Copy out every line exactly, passing over the pictures.
__________________________________________________
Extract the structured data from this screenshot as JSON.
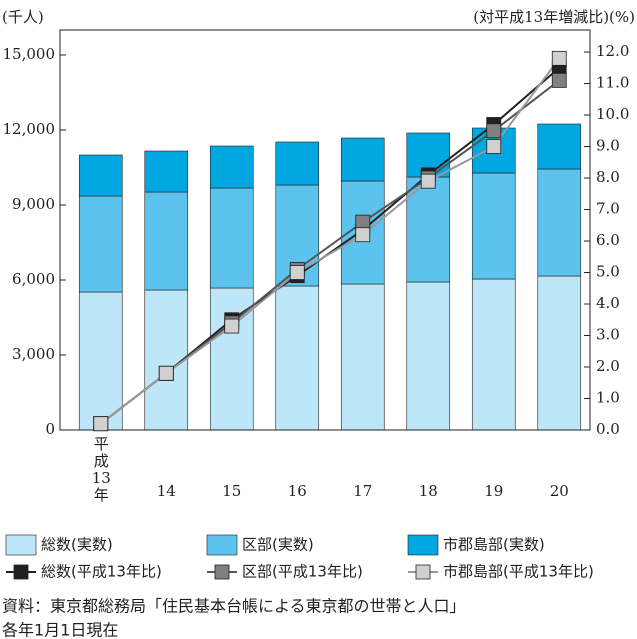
{
  "chart_data": {
    "type": "bar",
    "stacked": true,
    "y_label": "(千人)",
    "y2_label": "(対平成13年増減比)(%)",
    "categories": [
      "平成13年",
      "14",
      "15",
      "16",
      "17",
      "18",
      "19",
      "20"
    ],
    "ylim": [
      0,
      16000
    ],
    "yticks": [
      0,
      {
        "value": 3000,
        "label": "3,000"
      },
      {
        "value": 6000,
        "label": "6,000"
      },
      {
        "value": 9000,
        "label": "9,000"
      },
      {
        "value": 12000,
        "label": "12,000"
      },
      {
        "value": 15000,
        "label": "15,000"
      }
    ],
    "y2lim": [
      0,
      12.7
    ],
    "y2ticks": [
      {
        "value": 0,
        "label": "0.0"
      },
      {
        "value": 1,
        "label": "1.0"
      },
      {
        "value": 2,
        "label": "2.0"
      },
      {
        "value": 3,
        "label": "3.0"
      },
      {
        "value": 4,
        "label": "4.0"
      },
      {
        "value": 5,
        "label": "5.0"
      },
      {
        "value": 6,
        "label": "6.0"
      },
      {
        "value": 7,
        "label": "7.0"
      },
      {
        "value": 8,
        "label": "8.0"
      },
      {
        "value": 9,
        "label": "9.0"
      },
      {
        "value": 10,
        "label": "10.0"
      },
      {
        "value": 11,
        "label": "11.0"
      },
      {
        "value": 12,
        "label": "12.0"
      }
    ],
    "series": [
      {
        "name": "総数(実数)",
        "color": "#bde6f8",
        "values": [
          5520,
          5600,
          5680,
          5760,
          5840,
          5920,
          6040,
          6160
        ]
      },
      {
        "name": "区部(実数)",
        "color": "#5bc3ee",
        "values": [
          3840,
          3920,
          4000,
          4040,
          4120,
          4200,
          4240,
          4280
        ]
      },
      {
        "name": "市郡島部(実数)",
        "color": "#00a7e1",
        "values": [
          1640,
          1640,
          1680,
          1720,
          1720,
          1760,
          1800,
          1800
        ]
      },
      {
        "name": "総数(平成13年比)",
        "type": "line",
        "axis": "y2",
        "color": "#231f20",
        "marker_color": "#231f20",
        "values": [
          0.2,
          1.8,
          3.5,
          4.9,
          6.35,
          8.1,
          9.7,
          11.5
        ]
      },
      {
        "name": "区部(平成13年比)",
        "type": "line",
        "axis": "y2",
        "color": "#555555",
        "marker_color": "#808080",
        "values": [
          0.2,
          1.8,
          3.4,
          5.1,
          6.6,
          8.0,
          9.5,
          11.1
        ]
      },
      {
        "name": "市郡島部(平成13年比)",
        "type": "line",
        "axis": "y2",
        "color": "#999999",
        "marker_color": "#d0d0d0",
        "values": [
          0.2,
          1.8,
          3.3,
          5.0,
          6.2,
          7.9,
          9.0,
          11.8
        ]
      }
    ],
    "notes": [
      "資料：東京都総務局「住民基本台帳による東京都の世帯と人口」",
      "各年1月1日現在"
    ]
  }
}
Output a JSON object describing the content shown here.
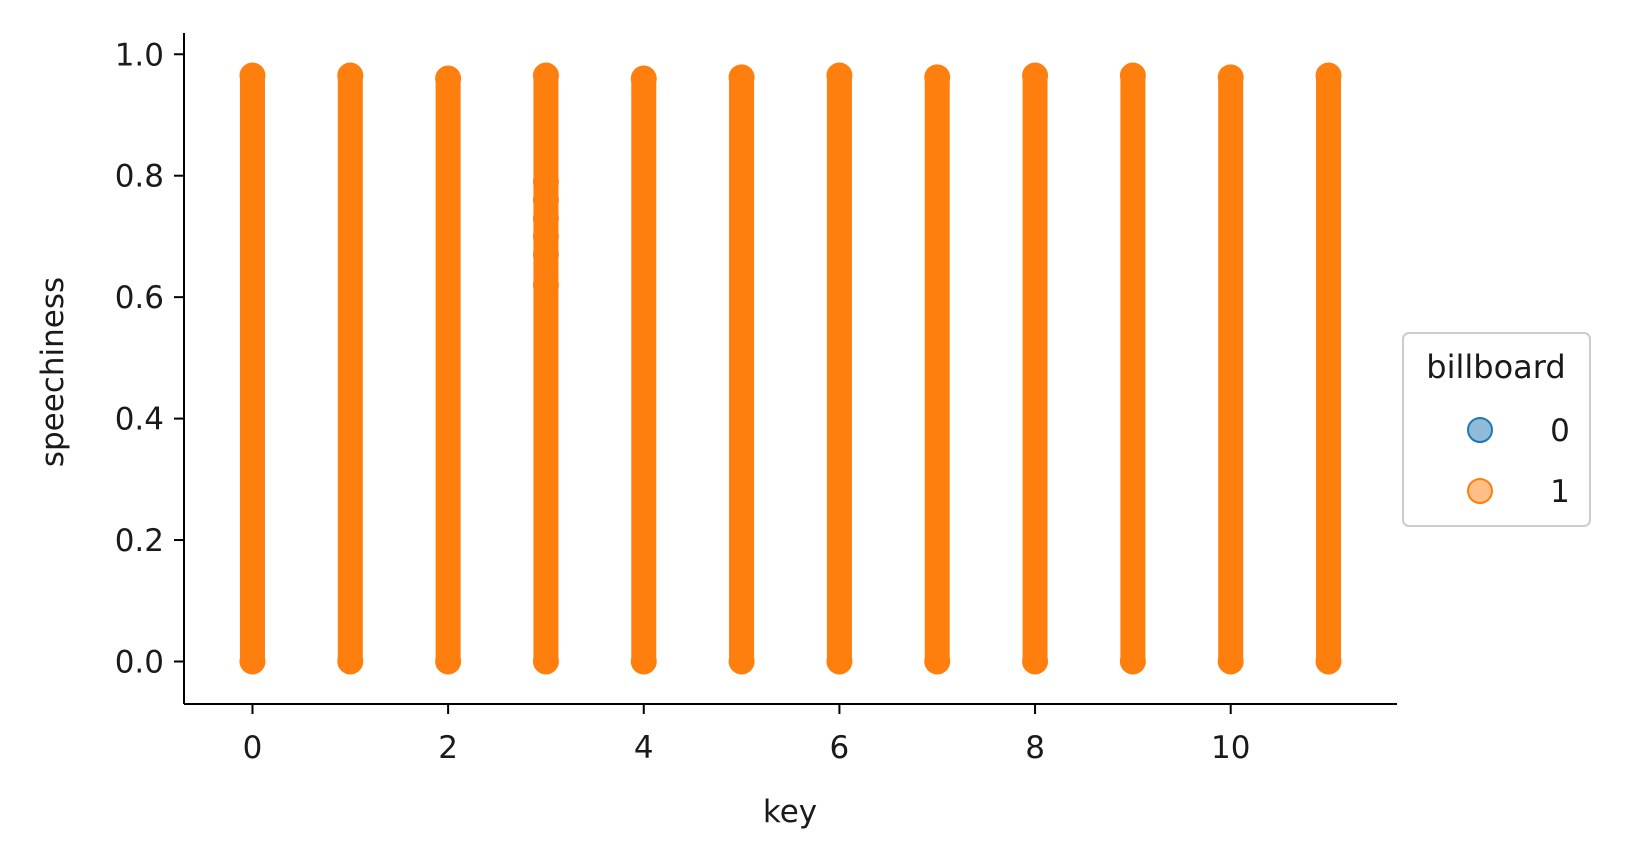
__________________________________________________
# Full output
Extract the structured data from this screenshot as JSON.
{
  "chart_data": {
    "type": "bar",
    "stacked": true,
    "y_label": "(千人)",
    "y2_label": "(対平成13年増減比)(%)",
    "categories": [
      "平成13年",
      "14",
      "15",
      "16",
      "17",
      "18",
      "19",
      "20"
    ],
    "ylim": [
      0,
      16000
    ],
    "yticks": [
      0,
      {
        "value": 3000,
        "label": "3,000"
      },
      {
        "value": 6000,
        "label": "6,000"
      },
      {
        "value": 9000,
        "label": "9,000"
      },
      {
        "value": 12000,
        "label": "12,000"
      },
      {
        "value": 15000,
        "label": "15,000"
      }
    ],
    "y2lim": [
      0,
      12.7
    ],
    "y2ticks": [
      {
        "value": 0,
        "label": "0.0"
      },
      {
        "value": 1,
        "label": "1.0"
      },
      {
        "value": 2,
        "label": "2.0"
      },
      {
        "value": 3,
        "label": "3.0"
      },
      {
        "value": 4,
        "label": "4.0"
      },
      {
        "value": 5,
        "label": "5.0"
      },
      {
        "value": 6,
        "label": "6.0"
      },
      {
        "value": 7,
        "label": "7.0"
      },
      {
        "value": 8,
        "label": "8.0"
      },
      {
        "value": 9,
        "label": "9.0"
      },
      {
        "value": 10,
        "label": "10.0"
      },
      {
        "value": 11,
        "label": "11.0"
      },
      {
        "value": 12,
        "label": "12.0"
      }
    ],
    "series": [
      {
        "name": "総数(実数)",
        "color": "#bde6f8",
        "values": [
          5520,
          5600,
          5680,
          5760,
          5840,
          5920,
          6040,
          6160
        ]
      },
      {
        "name": "区部(実数)",
        "color": "#5bc3ee",
        "values": [
          3840,
          3920,
          4000,
          4040,
          4120,
          4200,
          4240,
          4280
        ]
      },
      {
        "name": "市郡島部(実数)",
        "color": "#00a7e1",
        "values": [
          1640,
          1640,
          1680,
          1720,
          1720,
          1760,
          1800,
          1800
        ]
      },
      {
        "name": "総数(平成13年比)",
        "type": "line",
        "axis": "y2",
        "color": "#231f20",
        "marker_color": "#231f20",
        "values": [
          0.2,
          1.8,
          3.5,
          4.9,
          6.35,
          8.1,
          9.7,
          11.5
        ]
      },
      {
        "name": "区部(平成13年比)",
        "type": "line",
        "axis": "y2",
        "color": "#555555",
        "marker_color": "#808080",
        "values": [
          0.2,
          1.8,
          3.4,
          5.1,
          6.6,
          8.0,
          9.5,
          11.1
        ]
      },
      {
        "name": "市郡島部(平成13年比)",
        "type": "line",
        "axis": "y2",
        "color": "#999999",
        "marker_color": "#d0d0d0",
        "values": [
          0.2,
          1.8,
          3.3,
          5.0,
          6.2,
          7.9,
          9.0,
          11.8
        ]
      }
    ],
    "notes": [
      "資料：東京都総務局「住民基本台帳による東京都の世帯と人口」",
      "各年1月1日現在"
    ]
  }
}
Output a JSON object describing the content shown here.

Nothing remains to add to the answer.